-- WORK REQUIRED --
Reproduce each line of the data below word for word, leaving nothing out and changing nothing.

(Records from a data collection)

^^^^^^^^^^^^^^^^

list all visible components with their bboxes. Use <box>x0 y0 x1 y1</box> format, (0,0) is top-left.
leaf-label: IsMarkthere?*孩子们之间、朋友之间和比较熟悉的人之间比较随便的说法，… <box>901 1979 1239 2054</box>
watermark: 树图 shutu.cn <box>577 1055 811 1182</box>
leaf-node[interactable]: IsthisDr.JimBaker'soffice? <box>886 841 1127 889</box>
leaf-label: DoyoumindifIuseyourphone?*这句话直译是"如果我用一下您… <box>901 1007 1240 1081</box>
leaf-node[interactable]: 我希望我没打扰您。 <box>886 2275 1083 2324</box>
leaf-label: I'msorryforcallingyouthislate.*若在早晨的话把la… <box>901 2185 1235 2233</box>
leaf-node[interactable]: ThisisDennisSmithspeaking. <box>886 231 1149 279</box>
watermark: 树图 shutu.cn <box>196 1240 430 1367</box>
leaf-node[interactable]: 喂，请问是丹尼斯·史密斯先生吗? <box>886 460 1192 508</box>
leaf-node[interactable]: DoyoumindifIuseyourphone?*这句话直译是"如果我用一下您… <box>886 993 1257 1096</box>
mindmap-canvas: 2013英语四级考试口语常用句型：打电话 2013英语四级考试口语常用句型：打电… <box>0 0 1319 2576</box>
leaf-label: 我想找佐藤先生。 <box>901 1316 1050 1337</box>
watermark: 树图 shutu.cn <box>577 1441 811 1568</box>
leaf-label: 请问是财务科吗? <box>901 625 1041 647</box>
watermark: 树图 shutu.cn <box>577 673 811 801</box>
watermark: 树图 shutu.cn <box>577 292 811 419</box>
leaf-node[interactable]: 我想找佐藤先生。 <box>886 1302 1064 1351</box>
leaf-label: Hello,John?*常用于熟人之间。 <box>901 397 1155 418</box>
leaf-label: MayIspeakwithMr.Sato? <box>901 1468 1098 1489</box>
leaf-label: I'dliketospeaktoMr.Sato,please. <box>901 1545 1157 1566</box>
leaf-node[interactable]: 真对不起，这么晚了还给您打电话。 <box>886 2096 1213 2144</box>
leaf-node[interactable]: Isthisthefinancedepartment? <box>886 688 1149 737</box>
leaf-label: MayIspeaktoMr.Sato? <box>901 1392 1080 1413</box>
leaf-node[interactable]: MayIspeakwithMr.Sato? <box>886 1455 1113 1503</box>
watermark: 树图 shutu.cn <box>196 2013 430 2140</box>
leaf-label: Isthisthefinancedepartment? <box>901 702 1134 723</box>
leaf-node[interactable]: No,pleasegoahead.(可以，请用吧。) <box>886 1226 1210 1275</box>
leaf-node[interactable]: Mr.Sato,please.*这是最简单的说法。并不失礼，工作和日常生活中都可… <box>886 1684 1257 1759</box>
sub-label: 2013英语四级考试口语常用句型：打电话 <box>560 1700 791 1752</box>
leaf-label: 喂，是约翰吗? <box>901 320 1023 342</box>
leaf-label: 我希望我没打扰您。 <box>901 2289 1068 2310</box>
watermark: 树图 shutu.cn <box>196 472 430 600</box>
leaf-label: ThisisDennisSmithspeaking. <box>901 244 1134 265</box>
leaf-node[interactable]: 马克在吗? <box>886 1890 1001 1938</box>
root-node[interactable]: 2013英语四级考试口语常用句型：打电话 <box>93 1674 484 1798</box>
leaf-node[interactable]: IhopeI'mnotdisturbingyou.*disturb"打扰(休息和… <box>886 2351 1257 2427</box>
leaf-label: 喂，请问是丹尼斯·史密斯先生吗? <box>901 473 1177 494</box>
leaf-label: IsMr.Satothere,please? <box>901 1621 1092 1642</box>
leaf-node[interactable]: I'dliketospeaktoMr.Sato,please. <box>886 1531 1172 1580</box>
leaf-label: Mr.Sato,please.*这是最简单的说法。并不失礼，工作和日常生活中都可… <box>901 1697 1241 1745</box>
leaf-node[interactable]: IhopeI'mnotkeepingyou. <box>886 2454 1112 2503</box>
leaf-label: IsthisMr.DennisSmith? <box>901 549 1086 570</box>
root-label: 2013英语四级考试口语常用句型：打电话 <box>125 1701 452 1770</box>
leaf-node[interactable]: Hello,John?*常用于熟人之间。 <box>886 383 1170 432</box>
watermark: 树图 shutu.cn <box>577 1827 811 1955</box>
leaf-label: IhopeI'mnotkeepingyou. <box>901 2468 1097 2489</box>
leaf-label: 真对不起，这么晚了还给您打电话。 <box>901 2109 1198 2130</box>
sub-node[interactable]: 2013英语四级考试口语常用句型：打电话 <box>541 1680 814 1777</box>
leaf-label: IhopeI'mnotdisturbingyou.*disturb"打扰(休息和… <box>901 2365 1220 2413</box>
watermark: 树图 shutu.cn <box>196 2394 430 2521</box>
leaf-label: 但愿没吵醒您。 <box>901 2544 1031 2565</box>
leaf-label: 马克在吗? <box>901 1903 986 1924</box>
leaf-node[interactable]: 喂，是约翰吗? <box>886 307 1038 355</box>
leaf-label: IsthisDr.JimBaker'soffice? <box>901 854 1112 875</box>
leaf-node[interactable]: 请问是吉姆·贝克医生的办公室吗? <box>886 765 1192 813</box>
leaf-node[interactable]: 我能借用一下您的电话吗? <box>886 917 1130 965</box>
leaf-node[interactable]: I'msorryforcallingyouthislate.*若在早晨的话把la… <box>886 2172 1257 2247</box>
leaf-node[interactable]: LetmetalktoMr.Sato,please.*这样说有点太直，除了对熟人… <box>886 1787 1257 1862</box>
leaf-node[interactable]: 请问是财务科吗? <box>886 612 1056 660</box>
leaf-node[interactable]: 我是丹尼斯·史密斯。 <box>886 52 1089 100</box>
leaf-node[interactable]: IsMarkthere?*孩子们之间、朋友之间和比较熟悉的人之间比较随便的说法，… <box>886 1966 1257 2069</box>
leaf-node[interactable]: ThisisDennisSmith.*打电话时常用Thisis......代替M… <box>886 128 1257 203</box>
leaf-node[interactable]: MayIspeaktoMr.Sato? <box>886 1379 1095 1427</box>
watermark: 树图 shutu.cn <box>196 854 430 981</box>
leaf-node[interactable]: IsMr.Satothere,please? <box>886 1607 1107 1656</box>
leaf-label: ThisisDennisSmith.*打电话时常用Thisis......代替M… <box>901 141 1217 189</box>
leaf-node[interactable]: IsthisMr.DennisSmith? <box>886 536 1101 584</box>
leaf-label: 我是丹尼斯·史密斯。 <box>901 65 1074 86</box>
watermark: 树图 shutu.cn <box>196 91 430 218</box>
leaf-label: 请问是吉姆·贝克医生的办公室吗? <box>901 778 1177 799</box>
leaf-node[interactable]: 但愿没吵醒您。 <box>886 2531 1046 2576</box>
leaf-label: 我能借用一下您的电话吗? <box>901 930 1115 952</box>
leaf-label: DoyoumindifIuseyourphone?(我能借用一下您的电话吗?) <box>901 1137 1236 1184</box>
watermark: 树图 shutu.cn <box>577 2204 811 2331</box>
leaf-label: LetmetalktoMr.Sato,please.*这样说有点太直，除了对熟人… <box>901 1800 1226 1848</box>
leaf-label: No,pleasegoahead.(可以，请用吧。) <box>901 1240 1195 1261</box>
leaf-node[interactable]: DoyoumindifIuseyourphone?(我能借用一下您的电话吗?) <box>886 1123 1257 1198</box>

^^^^^^^^^^^^^^^^

-- CORRECT OUTPUT --
list all visible components with their bboxes. Use <box>x0 y0 x1 y1</box> format, (0,0) is top-left.
leaf-label: IsMarkthere?*孩子们之间、朋友之间和比较熟悉的人之间比较随便的说法，… <box>901 1979 1239 2054</box>
watermark: 树图 shutu.cn <box>577 1055 811 1182</box>
leaf-node[interactable]: IsthisDr.JimBaker'soffice? <box>886 841 1127 889</box>
leaf-label: DoyoumindifIuseyourphone?*这句话直译是"如果我用一下您… <box>901 1007 1240 1081</box>
leaf-node[interactable]: 我希望我没打扰您。 <box>886 2275 1083 2324</box>
leaf-label: I'msorryforcallingyouthislate.*若在早晨的话把la… <box>901 2185 1235 2233</box>
leaf-node[interactable]: ThisisDennisSmithspeaking. <box>886 231 1149 279</box>
watermark: 树图 shutu.cn <box>196 1240 430 1367</box>
leaf-node[interactable]: 喂，请问是丹尼斯·史密斯先生吗? <box>886 460 1192 508</box>
leaf-node[interactable]: DoyoumindifIuseyourphone?*这句话直译是"如果我用一下您… <box>886 993 1257 1096</box>
mindmap-canvas: 2013英语四级考试口语常用句型：打电话 2013英语四级考试口语常用句型：打电… <box>0 0 1319 2576</box>
leaf-label: 我想找佐藤先生。 <box>901 1316 1050 1337</box>
watermark: 树图 shutu.cn <box>577 1441 811 1568</box>
leaf-label: 请问是财务科吗? <box>901 625 1041 647</box>
watermark: 树图 shutu.cn <box>577 673 811 801</box>
watermark: 树图 shutu.cn <box>577 292 811 419</box>
leaf-node[interactable]: 我想找佐藤先生。 <box>886 1302 1064 1351</box>
leaf-label: Hello,John?*常用于熟人之间。 <box>901 397 1155 418</box>
leaf-label: MayIspeakwithMr.Sato? <box>901 1468 1098 1489</box>
leaf-label: I'dliketospeaktoMr.Sato,please. <box>901 1545 1157 1566</box>
leaf-node[interactable]: 真对不起，这么晚了还给您打电话。 <box>886 2096 1213 2144</box>
leaf-node[interactable]: Isthisthefinancedepartment? <box>886 688 1149 737</box>
leaf-label: MayIspeaktoMr.Sato? <box>901 1392 1080 1413</box>
leaf-node[interactable]: MayIspeakwithMr.Sato? <box>886 1455 1113 1503</box>
watermark: 树图 shutu.cn <box>196 2013 430 2140</box>
leaf-label: Isthisthefinancedepartment? <box>901 702 1134 723</box>
leaf-node[interactable]: No,pleasegoahead.(可以，请用吧。) <box>886 1226 1210 1275</box>
leaf-node[interactable]: Mr.Sato,please.*这是最简单的说法。并不失礼，工作和日常生活中都可… <box>886 1684 1257 1759</box>
sub-label: 2013英语四级考试口语常用句型：打电话 <box>560 1700 791 1752</box>
leaf-label: 喂，是约翰吗? <box>901 320 1023 342</box>
leaf-label: 我希望我没打扰您。 <box>901 2289 1068 2310</box>
watermark: 树图 shutu.cn <box>196 472 430 600</box>
leaf-label: ThisisDennisSmithspeaking. <box>901 244 1134 265</box>
leaf-node[interactable]: 马克在吗? <box>886 1890 1001 1938</box>
root-node[interactable]: 2013英语四级考试口语常用句型：打电话 <box>93 1674 484 1798</box>
leaf-node[interactable]: IhopeI'mnotdisturbingyou.*disturb"打扰(休息和… <box>886 2351 1257 2427</box>
leaf-label: 喂，请问是丹尼斯·史密斯先生吗? <box>901 473 1177 494</box>
leaf-label: IsMr.Satothere,please? <box>901 1621 1092 1642</box>
leaf-node[interactable]: I'dliketospeaktoMr.Sato,please. <box>886 1531 1172 1580</box>
leaf-label: Mr.Sato,please.*这是最简单的说法。并不失礼，工作和日常生活中都可… <box>901 1697 1241 1745</box>
leaf-node[interactable]: IhopeI'mnotkeepingyou. <box>886 2454 1112 2503</box>
leaf-label: IsthisMr.DennisSmith? <box>901 549 1086 570</box>
root-label: 2013英语四级考试口语常用句型：打电话 <box>125 1701 452 1770</box>
leaf-node[interactable]: Hello,John?*常用于熟人之间。 <box>886 383 1170 432</box>
watermark: 树图 shutu.cn <box>577 1827 811 1955</box>
leaf-label: IhopeI'mnotkeepingyou. <box>901 2468 1097 2489</box>
leaf-label: 真对不起，这么晚了还给您打电话。 <box>901 2109 1198 2130</box>
sub-node[interactable]: 2013英语四级考试口语常用句型：打电话 <box>541 1680 814 1777</box>
leaf-label: IhopeI'mnotdisturbingyou.*disturb"打扰(休息和… <box>901 2365 1220 2413</box>
watermark: 树图 shutu.cn <box>196 2394 430 2521</box>
leaf-label: 但愿没吵醒您。 <box>901 2544 1031 2565</box>
leaf-label: 马克在吗? <box>901 1903 986 1924</box>
leaf-node[interactable]: 喂，是约翰吗? <box>886 307 1038 355</box>
leaf-label: IsthisDr.JimBaker'soffice? <box>901 854 1112 875</box>
leaf-node[interactable]: 请问是吉姆·贝克医生的办公室吗? <box>886 765 1192 813</box>
leaf-node[interactable]: 我能借用一下您的电话吗? <box>886 917 1130 965</box>
leaf-node[interactable]: I'msorryforcallingyouthislate.*若在早晨的话把la… <box>886 2172 1257 2247</box>
leaf-node[interactable]: LetmetalktoMr.Sato,please.*这样说有点太直，除了对熟人… <box>886 1787 1257 1862</box>
leaf-node[interactable]: 请问是财务科吗? <box>886 612 1056 660</box>
leaf-node[interactable]: 我是丹尼斯·史密斯。 <box>886 52 1089 100</box>
leaf-node[interactable]: IsMarkthere?*孩子们之间、朋友之间和比较熟悉的人之间比较随便的说法，… <box>886 1966 1257 2069</box>
leaf-node[interactable]: ThisisDennisSmith.*打电话时常用Thisis......代替M… <box>886 128 1257 203</box>
leaf-node[interactable]: MayIspeaktoMr.Sato? <box>886 1379 1095 1427</box>
watermark: 树图 shutu.cn <box>196 854 430 981</box>
leaf-node[interactable]: IsMr.Satothere,please? <box>886 1607 1107 1656</box>
leaf-label: ThisisDennisSmith.*打电话时常用Thisis......代替M… <box>901 141 1217 189</box>
leaf-node[interactable]: IsthisMr.DennisSmith? <box>886 536 1101 584</box>
leaf-label: 我是丹尼斯·史密斯。 <box>901 65 1074 86</box>
watermark: 树图 shutu.cn <box>196 91 430 218</box>
leaf-label: 请问是吉姆·贝克医生的办公室吗? <box>901 778 1177 799</box>
leaf-node[interactable]: 但愿没吵醒您。 <box>886 2531 1046 2576</box>
leaf-label: 我能借用一下您的电话吗? <box>901 930 1115 952</box>
leaf-label: DoyoumindifIuseyourphone?(我能借用一下您的电话吗?) <box>901 1137 1236 1184</box>
watermark: 树图 shutu.cn <box>577 2204 811 2331</box>
leaf-label: LetmetalktoMr.Sato,please.*这样说有点太直，除了对熟人… <box>901 1800 1226 1848</box>
leaf-label: No,pleasegoahead.(可以，请用吧。) <box>901 1240 1195 1261</box>
leaf-node[interactable]: DoyoumindifIuseyourphone?(我能借用一下您的电话吗?) <box>886 1123 1257 1198</box>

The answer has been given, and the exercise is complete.